## Given task
Only the pictures are left out: repeat the rest of the entries exactly.

===== Exercise materials

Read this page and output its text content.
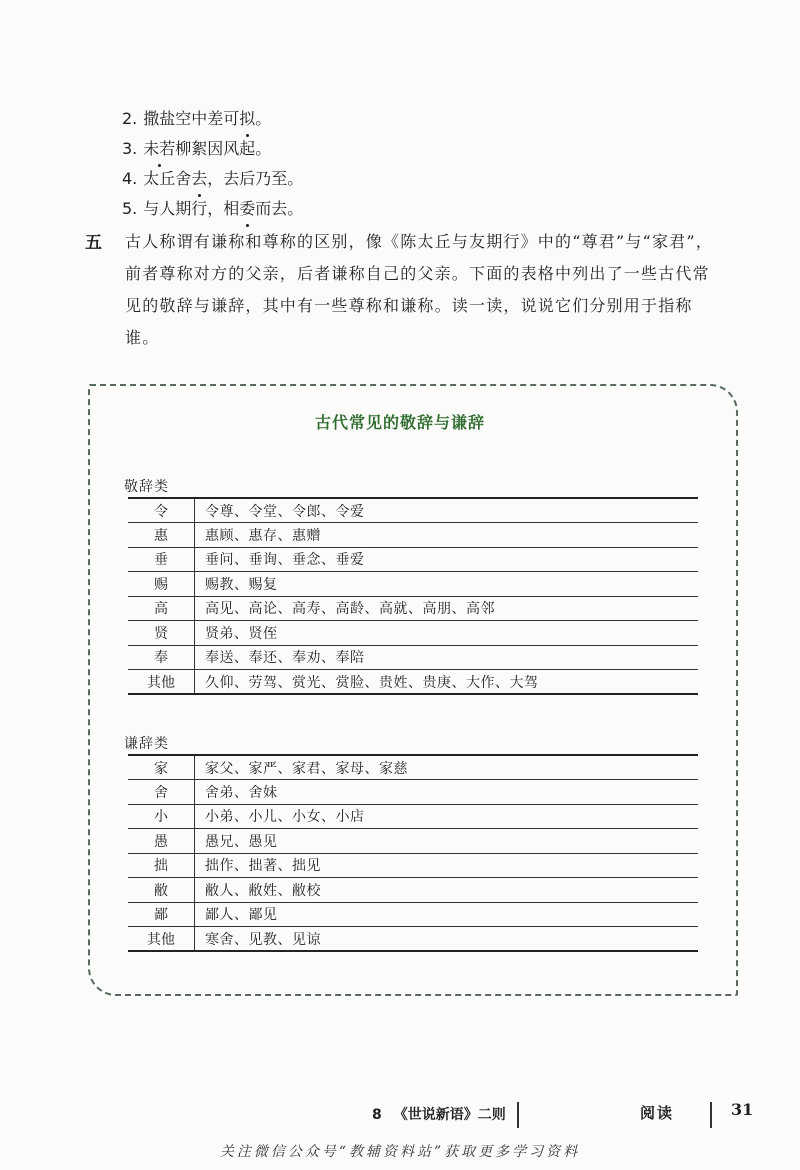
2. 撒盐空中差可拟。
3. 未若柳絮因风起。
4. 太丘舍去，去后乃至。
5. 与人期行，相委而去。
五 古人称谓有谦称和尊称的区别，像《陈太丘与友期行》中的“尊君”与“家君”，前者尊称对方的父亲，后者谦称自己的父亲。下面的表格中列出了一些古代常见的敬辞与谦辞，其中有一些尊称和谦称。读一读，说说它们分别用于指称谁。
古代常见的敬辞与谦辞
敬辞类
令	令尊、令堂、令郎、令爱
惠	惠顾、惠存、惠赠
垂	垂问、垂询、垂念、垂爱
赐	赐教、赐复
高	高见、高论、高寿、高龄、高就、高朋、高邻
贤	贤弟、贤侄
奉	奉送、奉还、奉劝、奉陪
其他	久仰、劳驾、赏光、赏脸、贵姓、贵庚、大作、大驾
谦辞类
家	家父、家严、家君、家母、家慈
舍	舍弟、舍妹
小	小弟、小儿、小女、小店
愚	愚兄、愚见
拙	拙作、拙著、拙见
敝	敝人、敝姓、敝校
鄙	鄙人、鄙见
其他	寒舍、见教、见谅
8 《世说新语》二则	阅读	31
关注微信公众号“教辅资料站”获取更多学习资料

==========

## Exercise output
Read this page and output its text content.
2. 撒盐空中差可拟。
3. 未若柳絮因风起。
4. 太丘舍去，去后乃至。
5. 与人期行，相委而去。
五 古人称谓有谦称和尊称的区别，像《陈太丘与友期行》中的“尊君”与“家君”，前者尊称对方的父亲，后者谦称自己的父亲。下面的表格中列出了一些古代常见的敬辞与谦辞，其中有一些尊称和谦称。读一读，说说它们分别用于指称谁。
古代常见的敬辞与谦辞
敬辞类
令	令尊、令堂、令郎、令爱
惠	惠顾、惠存、惠赠
垂	垂问、垂询、垂念、垂爱
赐	赐教、赐复
高	高见、高论、高寿、高龄、高就、高朋、高邻
贤	贤弟、贤侄
奉	奉送、奉还、奉劝、奉陪
其他	久仰、劳驾、赏光、赏脸、贵姓、贵庚、大作、大驾
谦辞类
家	家父、家严、家君、家母、家慈
舍	舍弟、舍妹
小	小弟、小儿、小女、小店
愚	愚兄、愚见
拙	拙作、拙著、拙见
敝	敝人、敝姓、敝校
鄙	鄙人、鄙见
其他	寒舍、见教、见谅
8 《世说新语》二则	阅读	31
关注微信公众号“教辅资料站”获取更多学习资料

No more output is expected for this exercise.